- [Exercise instructions] Exclude the pictures, then repeat the remaining data exactly.

** start **

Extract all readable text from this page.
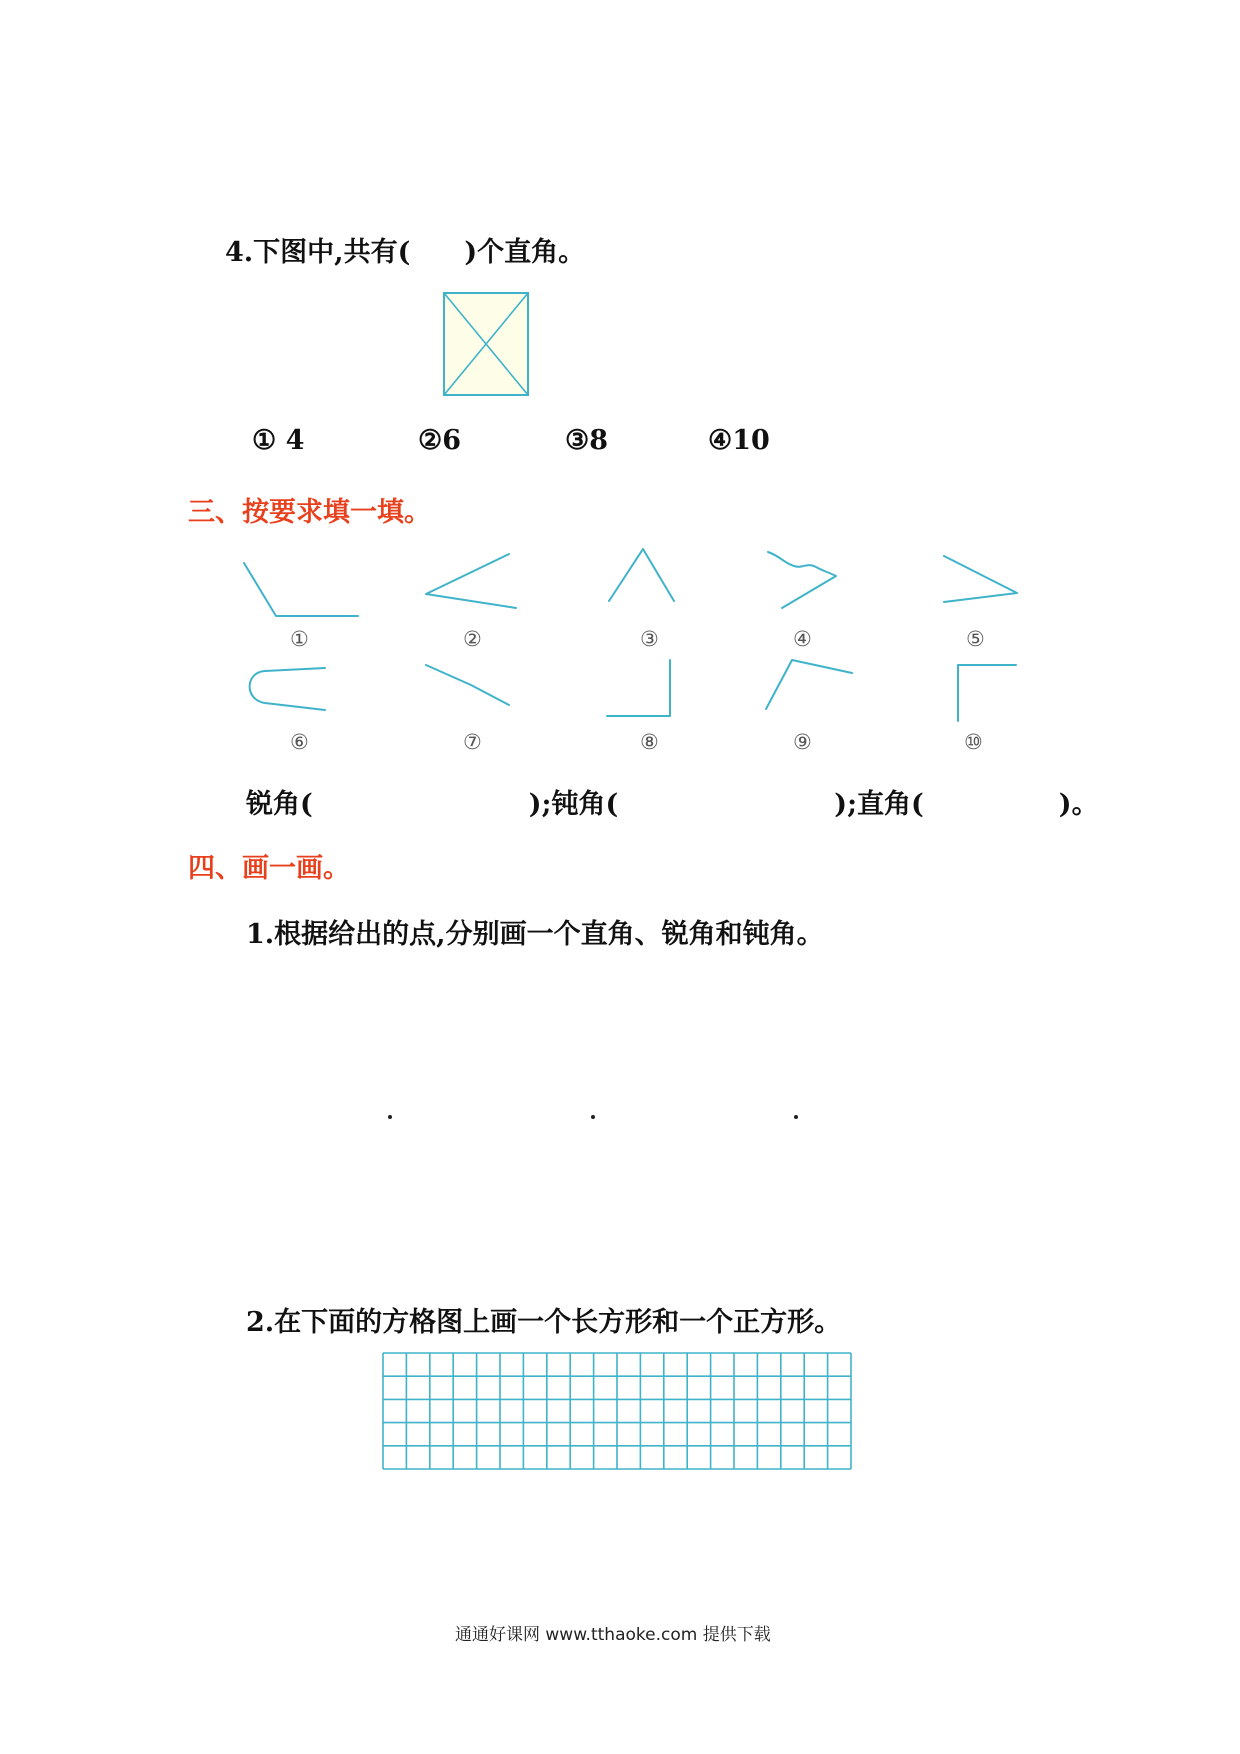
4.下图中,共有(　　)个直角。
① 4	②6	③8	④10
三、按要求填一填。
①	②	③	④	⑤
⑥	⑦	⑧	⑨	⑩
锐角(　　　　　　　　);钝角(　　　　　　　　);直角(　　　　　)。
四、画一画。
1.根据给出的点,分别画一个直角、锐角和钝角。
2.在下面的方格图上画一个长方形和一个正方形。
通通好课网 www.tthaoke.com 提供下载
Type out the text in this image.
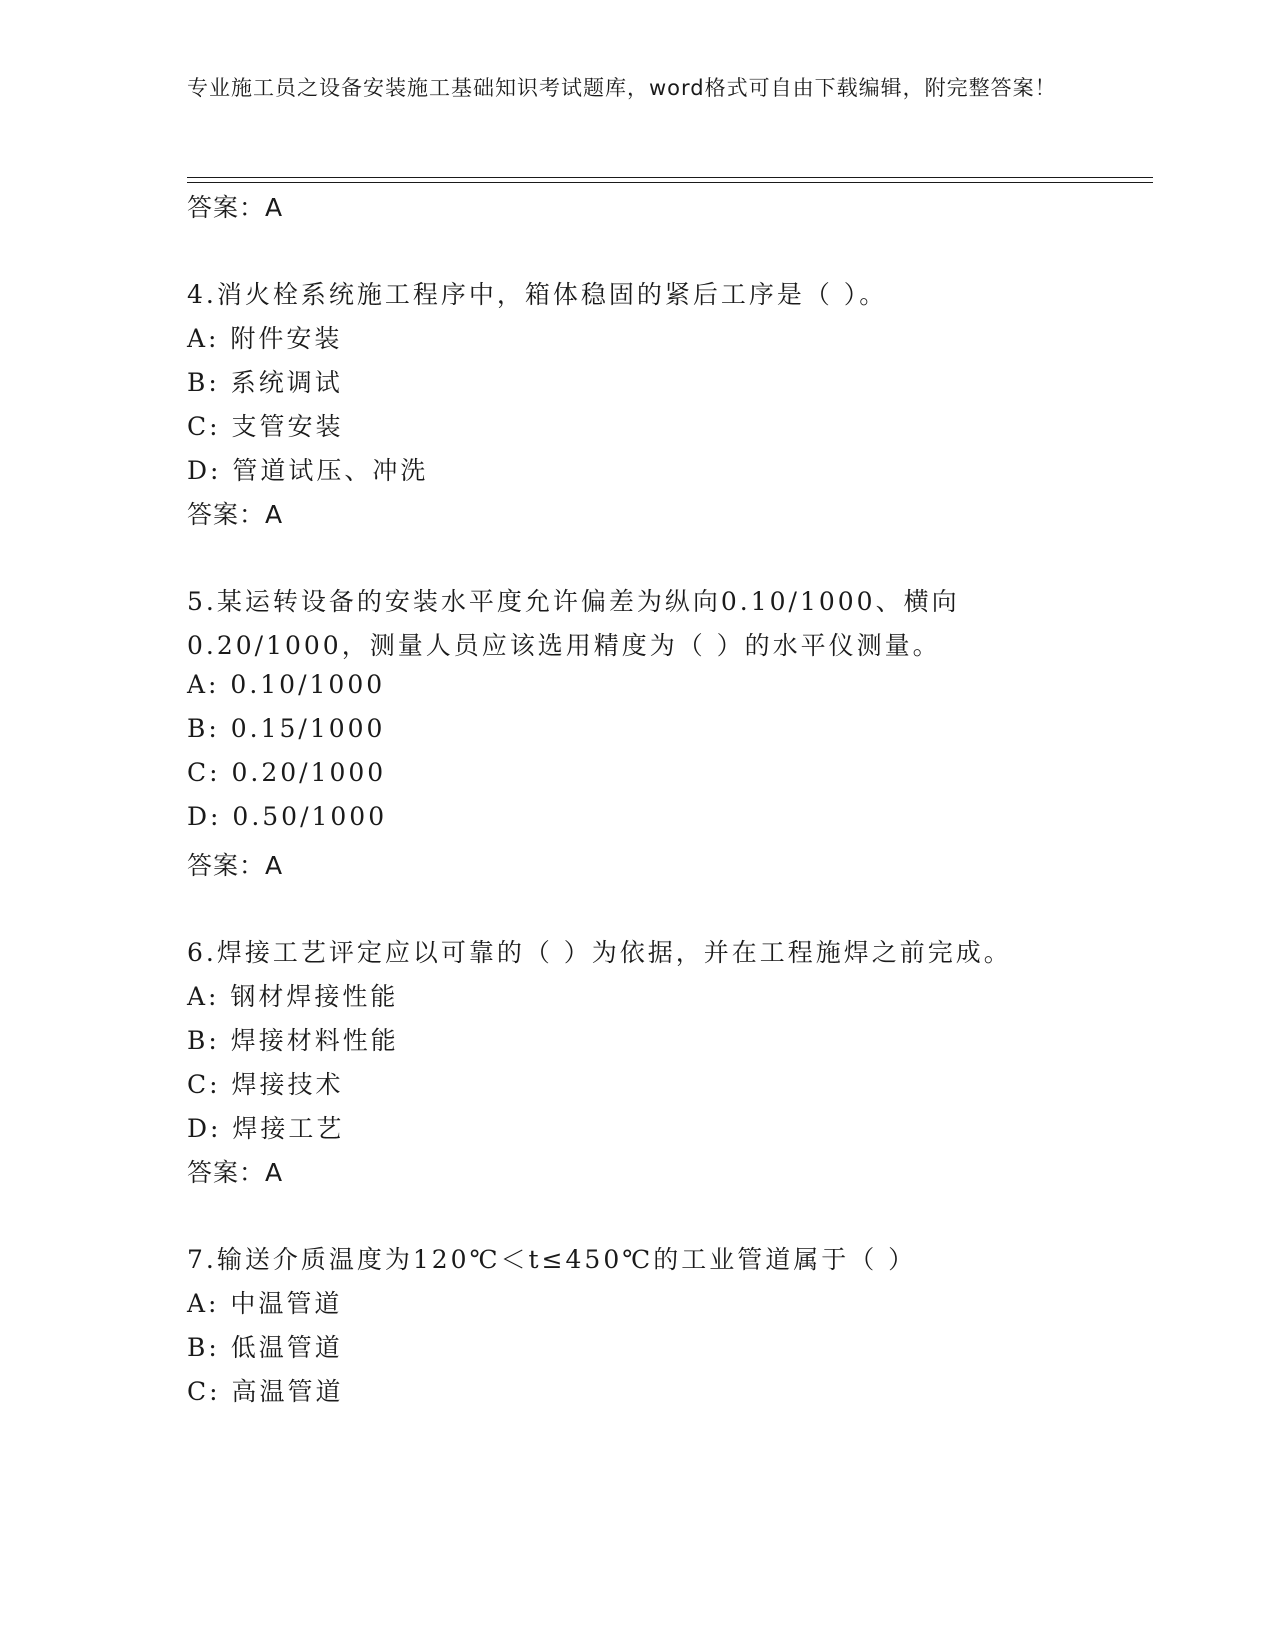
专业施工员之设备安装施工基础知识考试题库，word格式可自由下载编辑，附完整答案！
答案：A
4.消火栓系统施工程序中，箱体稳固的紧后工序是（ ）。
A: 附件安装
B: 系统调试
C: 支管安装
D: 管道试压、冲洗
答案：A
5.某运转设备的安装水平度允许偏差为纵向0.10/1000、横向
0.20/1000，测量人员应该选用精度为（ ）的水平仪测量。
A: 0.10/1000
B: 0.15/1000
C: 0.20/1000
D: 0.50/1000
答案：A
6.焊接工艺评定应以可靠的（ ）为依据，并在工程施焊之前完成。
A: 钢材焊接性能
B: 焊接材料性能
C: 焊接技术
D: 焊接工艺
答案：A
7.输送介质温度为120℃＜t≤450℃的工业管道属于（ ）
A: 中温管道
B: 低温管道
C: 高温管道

** end **

- [Result below]
Extract all readable text from this page.
4.下图中,共有(　　)个直角。
① 4	②6	③8	④10
三、按要求填一填。
①	②	③	④	⑤
⑥	⑦	⑧	⑨	⑩
锐角(　　　　　　　　);钝角(　　　　　　　　);直角(　　　　　)。
四、画一画。
1.根据给出的点,分别画一个直角、锐角和钝角。
2.在下面的方格图上画一个长方形和一个正方形。
通通好课网 www.tthaoke.com 提供下载
Type out the text in this image.
专业施工员之设备安装施工基础知识考试题库，word格式可自由下载编辑，附完整答案！
答案：A
4.消火栓系统施工程序中，箱体稳固的紧后工序是（ ）。
A: 附件安装
B: 系统调试
C: 支管安装
D: 管道试压、冲洗
答案：A
5.某运转设备的安装水平度允许偏差为纵向0.10/1000、横向
0.20/1000，测量人员应该选用精度为（ ）的水平仪测量。
A: 0.10/1000
B: 0.15/1000
C: 0.20/1000
D: 0.50/1000
答案：A
6.焊接工艺评定应以可靠的（ ）为依据，并在工程施焊之前完成。
A: 钢材焊接性能
B: 焊接材料性能
C: 焊接技术
D: 焊接工艺
答案：A
7.输送介质温度为120℃＜t≤450℃的工业管道属于（ ）
A: 中温管道
B: 低温管道
C: 高温管道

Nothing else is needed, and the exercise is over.